- The problem -
Write out the full set of records exactly. Any pictures in them do not belong in the copy.

== Records to process

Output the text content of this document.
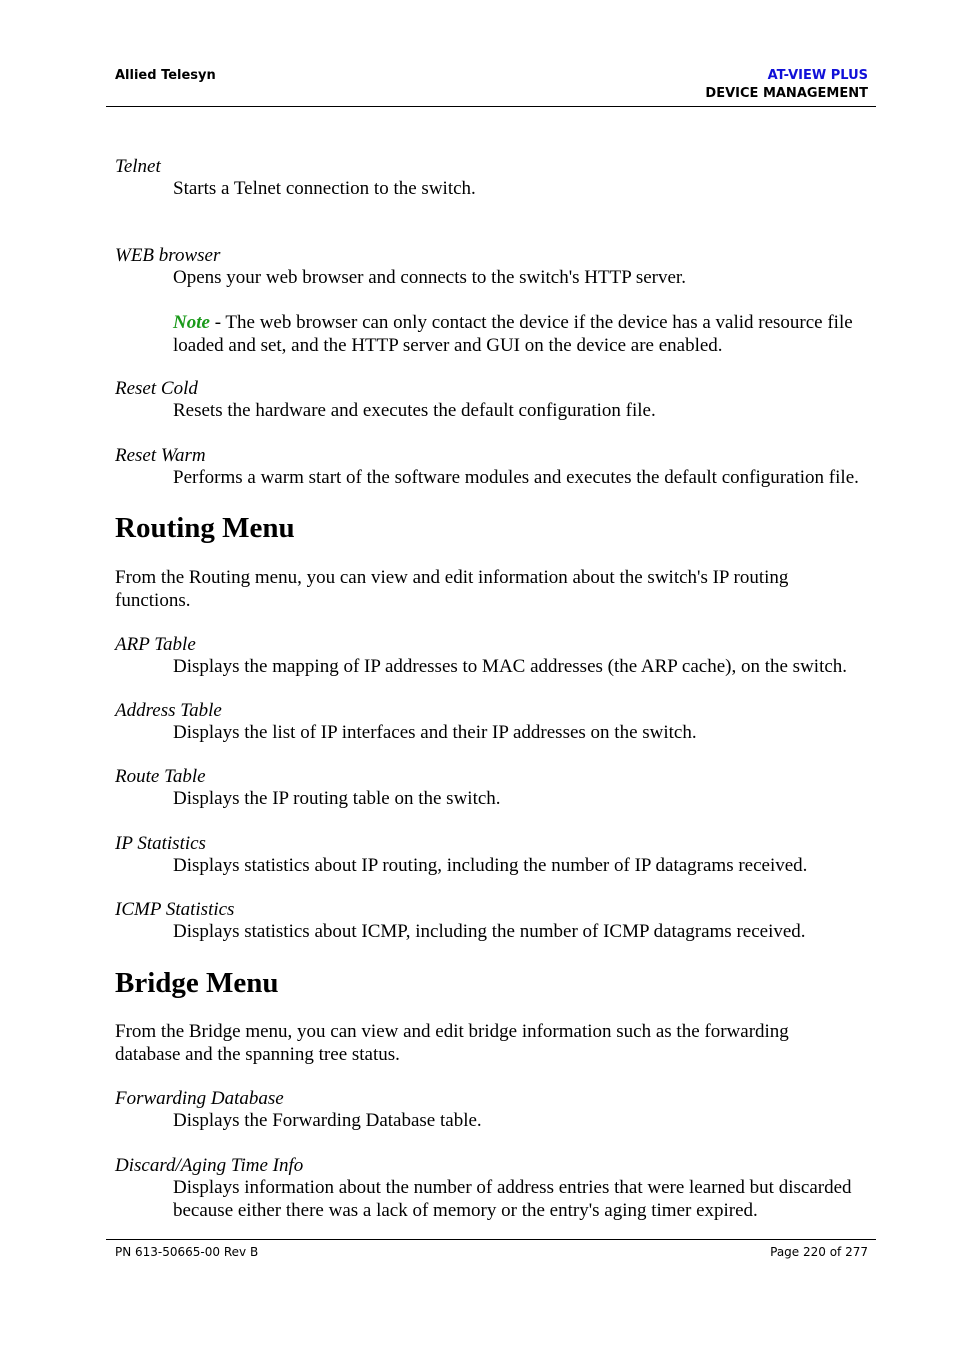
Allied Telesyn	AT-VIEW PLUS
DEVICE MANAGEMENT
Telnet
Starts a Telnet connection to the switch.
WEB browser
Opens your web browser and connects to the switch's HTTP server.
Note - The web browser can only contact the device if the device has a valid resource file loaded and set, and the HTTP server and GUI on the device are enabled.
Reset Cold
Resets the hardware and executes the default configuration file.
Reset Warm
Performs a warm start of the software modules and executes the default configuration file.
Routing Menu
From the Routing menu, you can view and edit information about the switch's IP routing functions.
ARP Table
Displays the mapping of IP addresses to MAC addresses (the ARP cache), on the switch.
Address Table
Displays the list of IP interfaces and their IP addresses on the switch.
Route Table
Displays the IP routing table on the switch.
IP Statistics
Displays statistics about IP routing, including the number of IP datagrams received.
ICMP Statistics
Displays statistics about ICMP, including the number of ICMP datagrams received.
Bridge Menu
From the Bridge menu, you can view and edit bridge information such as the forwarding database and the spanning tree status.
Forwarding Database
Displays the Forwarding Database table.
Discard/Aging Time Info
Displays information about the number of address entries that were learned but discarded because either there was a lack of memory or the entry's aging timer expired.
PN 613-50665-00 Rev B	Page 220 of 277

====

- Correct result -
Output the text content of this document.
Allied Telesyn	AT-VIEW PLUS
DEVICE MANAGEMENT
Telnet
Starts a Telnet connection to the switch.
WEB browser
Opens your web browser and connects to the switch's HTTP server.
Note - The web browser can only contact the device if the device has a valid resource file loaded and set, and the HTTP server and GUI on the device are enabled.
Reset Cold
Resets the hardware and executes the default configuration file.
Reset Warm
Performs a warm start of the software modules and executes the default configuration file.
Routing Menu
From the Routing menu, you can view and edit information about the switch's IP routing functions.
ARP Table
Displays the mapping of IP addresses to MAC addresses (the ARP cache), on the switch.
Address Table
Displays the list of IP interfaces and their IP addresses on the switch.
Route Table
Displays the IP routing table on the switch.
IP Statistics
Displays statistics about IP routing, including the number of IP datagrams received.
ICMP Statistics
Displays statistics about ICMP, including the number of ICMP datagrams received.
Bridge Menu
From the Bridge menu, you can view and edit bridge information such as the forwarding database and the spanning tree status.
Forwarding Database
Displays the Forwarding Database table.
Discard/Aging Time Info
Displays information about the number of address entries that were learned but discarded because either there was a lack of memory or the entry's aging timer expired.
PN 613-50665-00 Rev B	Page 220 of 277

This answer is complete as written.